Work instructions
Your copy of the material below should match it exactly, except that it holds no pictures.

---------------

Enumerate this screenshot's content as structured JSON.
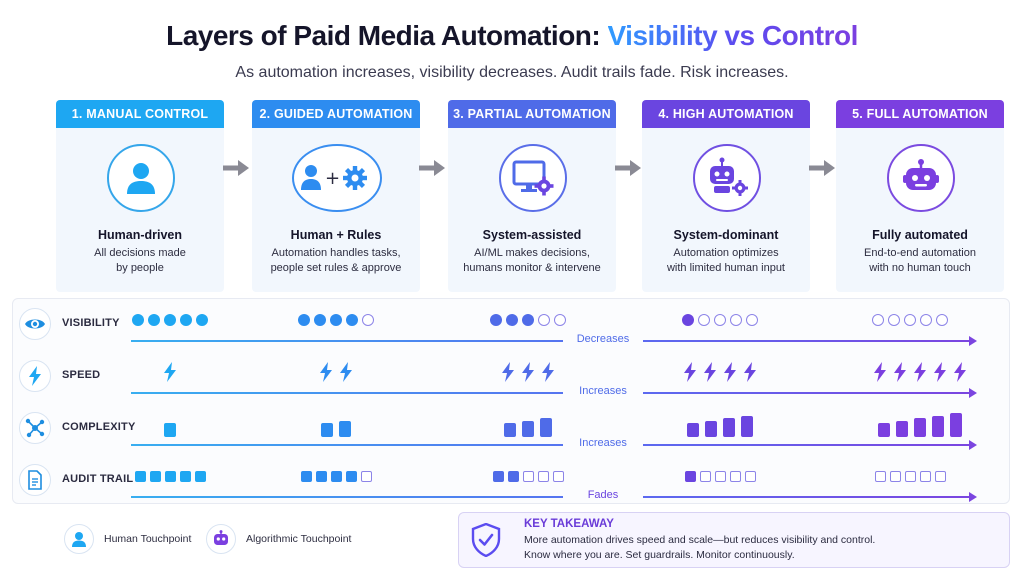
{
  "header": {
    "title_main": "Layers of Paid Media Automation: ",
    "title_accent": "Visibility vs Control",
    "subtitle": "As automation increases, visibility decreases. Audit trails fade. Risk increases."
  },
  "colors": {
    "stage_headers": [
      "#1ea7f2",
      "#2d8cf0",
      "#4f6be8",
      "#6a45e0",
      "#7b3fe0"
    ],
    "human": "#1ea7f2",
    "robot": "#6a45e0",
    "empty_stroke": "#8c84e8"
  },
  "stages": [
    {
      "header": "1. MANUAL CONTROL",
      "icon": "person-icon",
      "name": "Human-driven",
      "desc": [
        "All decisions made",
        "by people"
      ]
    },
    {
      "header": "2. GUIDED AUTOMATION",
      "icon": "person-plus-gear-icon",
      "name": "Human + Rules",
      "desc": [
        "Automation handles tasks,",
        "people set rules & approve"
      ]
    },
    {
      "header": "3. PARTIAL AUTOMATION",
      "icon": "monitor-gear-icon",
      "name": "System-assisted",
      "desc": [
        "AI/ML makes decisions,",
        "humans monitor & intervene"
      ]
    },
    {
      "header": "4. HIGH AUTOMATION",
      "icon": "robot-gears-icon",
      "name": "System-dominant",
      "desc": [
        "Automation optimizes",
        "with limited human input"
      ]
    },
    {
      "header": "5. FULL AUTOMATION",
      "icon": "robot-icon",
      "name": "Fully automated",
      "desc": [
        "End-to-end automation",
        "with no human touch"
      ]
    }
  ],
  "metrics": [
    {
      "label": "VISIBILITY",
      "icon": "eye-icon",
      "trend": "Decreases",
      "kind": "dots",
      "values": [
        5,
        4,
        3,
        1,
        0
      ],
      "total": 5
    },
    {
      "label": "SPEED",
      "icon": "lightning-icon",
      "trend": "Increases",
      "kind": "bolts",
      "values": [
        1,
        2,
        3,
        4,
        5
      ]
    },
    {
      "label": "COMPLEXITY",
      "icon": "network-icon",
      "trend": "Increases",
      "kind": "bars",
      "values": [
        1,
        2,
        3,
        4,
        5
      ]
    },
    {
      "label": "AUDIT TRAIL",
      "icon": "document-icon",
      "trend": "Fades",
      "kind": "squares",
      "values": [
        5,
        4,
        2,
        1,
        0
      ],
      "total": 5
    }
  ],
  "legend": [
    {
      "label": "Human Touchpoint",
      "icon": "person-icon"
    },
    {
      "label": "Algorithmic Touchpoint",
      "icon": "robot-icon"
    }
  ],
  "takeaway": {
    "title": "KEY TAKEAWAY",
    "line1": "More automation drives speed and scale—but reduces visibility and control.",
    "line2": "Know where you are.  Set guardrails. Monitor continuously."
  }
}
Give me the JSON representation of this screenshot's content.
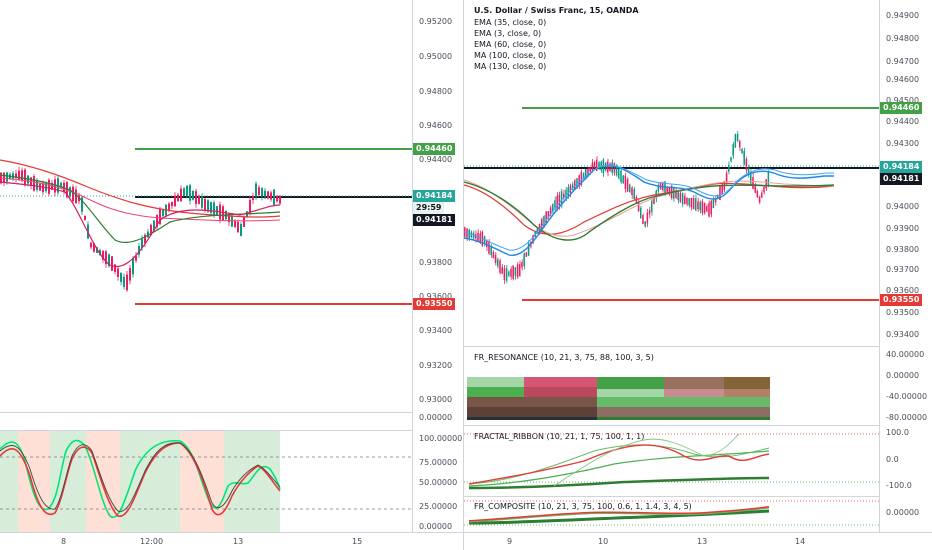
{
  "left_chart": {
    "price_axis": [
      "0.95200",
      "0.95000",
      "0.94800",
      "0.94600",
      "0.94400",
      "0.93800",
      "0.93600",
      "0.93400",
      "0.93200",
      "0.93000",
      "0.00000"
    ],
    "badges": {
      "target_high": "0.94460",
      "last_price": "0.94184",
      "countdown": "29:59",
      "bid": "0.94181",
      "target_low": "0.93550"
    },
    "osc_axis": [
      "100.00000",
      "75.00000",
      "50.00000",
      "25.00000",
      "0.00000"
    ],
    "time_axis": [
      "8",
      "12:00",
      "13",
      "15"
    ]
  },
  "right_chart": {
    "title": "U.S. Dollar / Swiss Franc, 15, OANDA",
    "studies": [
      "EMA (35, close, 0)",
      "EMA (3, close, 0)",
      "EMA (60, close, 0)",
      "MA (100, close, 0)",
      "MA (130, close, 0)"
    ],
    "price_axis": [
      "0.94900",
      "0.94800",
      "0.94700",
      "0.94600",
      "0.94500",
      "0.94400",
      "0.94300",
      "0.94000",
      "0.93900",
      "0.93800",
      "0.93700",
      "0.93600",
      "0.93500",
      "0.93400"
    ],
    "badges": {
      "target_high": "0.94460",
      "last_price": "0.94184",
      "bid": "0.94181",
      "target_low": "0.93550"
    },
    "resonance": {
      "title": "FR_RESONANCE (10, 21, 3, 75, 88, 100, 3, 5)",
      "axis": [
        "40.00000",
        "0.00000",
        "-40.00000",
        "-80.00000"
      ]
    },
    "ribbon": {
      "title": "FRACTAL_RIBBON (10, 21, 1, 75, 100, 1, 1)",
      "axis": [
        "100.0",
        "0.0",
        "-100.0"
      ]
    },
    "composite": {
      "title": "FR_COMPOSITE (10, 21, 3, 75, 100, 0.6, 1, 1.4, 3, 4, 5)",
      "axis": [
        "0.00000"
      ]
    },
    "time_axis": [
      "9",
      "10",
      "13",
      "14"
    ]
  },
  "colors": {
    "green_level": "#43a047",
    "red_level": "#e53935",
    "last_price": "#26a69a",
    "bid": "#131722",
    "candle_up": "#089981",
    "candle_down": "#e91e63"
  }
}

---------------

Solution below
Enumerate this screenshot's content as structured JSON.
{
  "header": {
    "title_main": "Layers of Paid Media Automation: ",
    "title_accent": "Visibility vs Control",
    "subtitle": "As automation increases, visibility decreases. Audit trails fade. Risk increases."
  },
  "colors": {
    "stage_headers": [
      "#1ea7f2",
      "#2d8cf0",
      "#4f6be8",
      "#6a45e0",
      "#7b3fe0"
    ],
    "human": "#1ea7f2",
    "robot": "#6a45e0",
    "empty_stroke": "#8c84e8"
  },
  "stages": [
    {
      "header": "1. MANUAL CONTROL",
      "icon": "person-icon",
      "name": "Human-driven",
      "desc": [
        "All decisions made",
        "by people"
      ]
    },
    {
      "header": "2. GUIDED AUTOMATION",
      "icon": "person-plus-gear-icon",
      "name": "Human + Rules",
      "desc": [
        "Automation handles tasks,",
        "people set rules & approve"
      ]
    },
    {
      "header": "3. PARTIAL AUTOMATION",
      "icon": "monitor-gear-icon",
      "name": "System-assisted",
      "desc": [
        "AI/ML makes decisions,",
        "humans monitor & intervene"
      ]
    },
    {
      "header": "4. HIGH AUTOMATION",
      "icon": "robot-gears-icon",
      "name": "System-dominant",
      "desc": [
        "Automation optimizes",
        "with limited human input"
      ]
    },
    {
      "header": "5. FULL AUTOMATION",
      "icon": "robot-icon",
      "name": "Fully automated",
      "desc": [
        "End-to-end automation",
        "with no human touch"
      ]
    }
  ],
  "metrics": [
    {
      "label": "VISIBILITY",
      "icon": "eye-icon",
      "trend": "Decreases",
      "kind": "dots",
      "values": [
        5,
        4,
        3,
        1,
        0
      ],
      "total": 5
    },
    {
      "label": "SPEED",
      "icon": "lightning-icon",
      "trend": "Increases",
      "kind": "bolts",
      "values": [
        1,
        2,
        3,
        4,
        5
      ]
    },
    {
      "label": "COMPLEXITY",
      "icon": "network-icon",
      "trend": "Increases",
      "kind": "bars",
      "values": [
        1,
        2,
        3,
        4,
        5
      ]
    },
    {
      "label": "AUDIT TRAIL",
      "icon": "document-icon",
      "trend": "Fades",
      "kind": "squares",
      "values": [
        5,
        4,
        2,
        1,
        0
      ],
      "total": 5
    }
  ],
  "legend": [
    {
      "label": "Human Touchpoint",
      "icon": "person-icon"
    },
    {
      "label": "Algorithmic Touchpoint",
      "icon": "robot-icon"
    }
  ],
  "takeaway": {
    "title": "KEY TAKEAWAY",
    "line1": "More automation drives speed and scale—but reduces visibility and control.",
    "line2": "Know where you are.  Set guardrails. Monitor continuously."
  }
}
Give me the JSON representation of this screenshot's content.
{
  "left_chart": {
    "price_axis": [
      "0.95200",
      "0.95000",
      "0.94800",
      "0.94600",
      "0.94400",
      "0.93800",
      "0.93600",
      "0.93400",
      "0.93200",
      "0.93000",
      "0.00000"
    ],
    "badges": {
      "target_high": "0.94460",
      "last_price": "0.94184",
      "countdown": "29:59",
      "bid": "0.94181",
      "target_low": "0.93550"
    },
    "osc_axis": [
      "100.00000",
      "75.00000",
      "50.00000",
      "25.00000",
      "0.00000"
    ],
    "time_axis": [
      "8",
      "12:00",
      "13",
      "15"
    ]
  },
  "right_chart": {
    "title": "U.S. Dollar / Swiss Franc, 15, OANDA",
    "studies": [
      "EMA (35, close, 0)",
      "EMA (3, close, 0)",
      "EMA (60, close, 0)",
      "MA (100, close, 0)",
      "MA (130, close, 0)"
    ],
    "price_axis": [
      "0.94900",
      "0.94800",
      "0.94700",
      "0.94600",
      "0.94500",
      "0.94400",
      "0.94300",
      "0.94000",
      "0.93900",
      "0.93800",
      "0.93700",
      "0.93600",
      "0.93500",
      "0.93400"
    ],
    "badges": {
      "target_high": "0.94460",
      "last_price": "0.94184",
      "bid": "0.94181",
      "target_low": "0.93550"
    },
    "resonance": {
      "title": "FR_RESONANCE (10, 21, 3, 75, 88, 100, 3, 5)",
      "axis": [
        "40.00000",
        "0.00000",
        "-40.00000",
        "-80.00000"
      ]
    },
    "ribbon": {
      "title": "FRACTAL_RIBBON (10, 21, 1, 75, 100, 1, 1)",
      "axis": [
        "100.0",
        "0.0",
        "-100.0"
      ]
    },
    "composite": {
      "title": "FR_COMPOSITE (10, 21, 3, 75, 100, 0.6, 1, 1.4, 3, 4, 5)",
      "axis": [
        "0.00000"
      ]
    },
    "time_axis": [
      "9",
      "10",
      "13",
      "14"
    ]
  },
  "colors": {
    "green_level": "#43a047",
    "red_level": "#e53935",
    "last_price": "#26a69a",
    "bid": "#131722",
    "candle_up": "#089981",
    "candle_down": "#e91e63"
  }
}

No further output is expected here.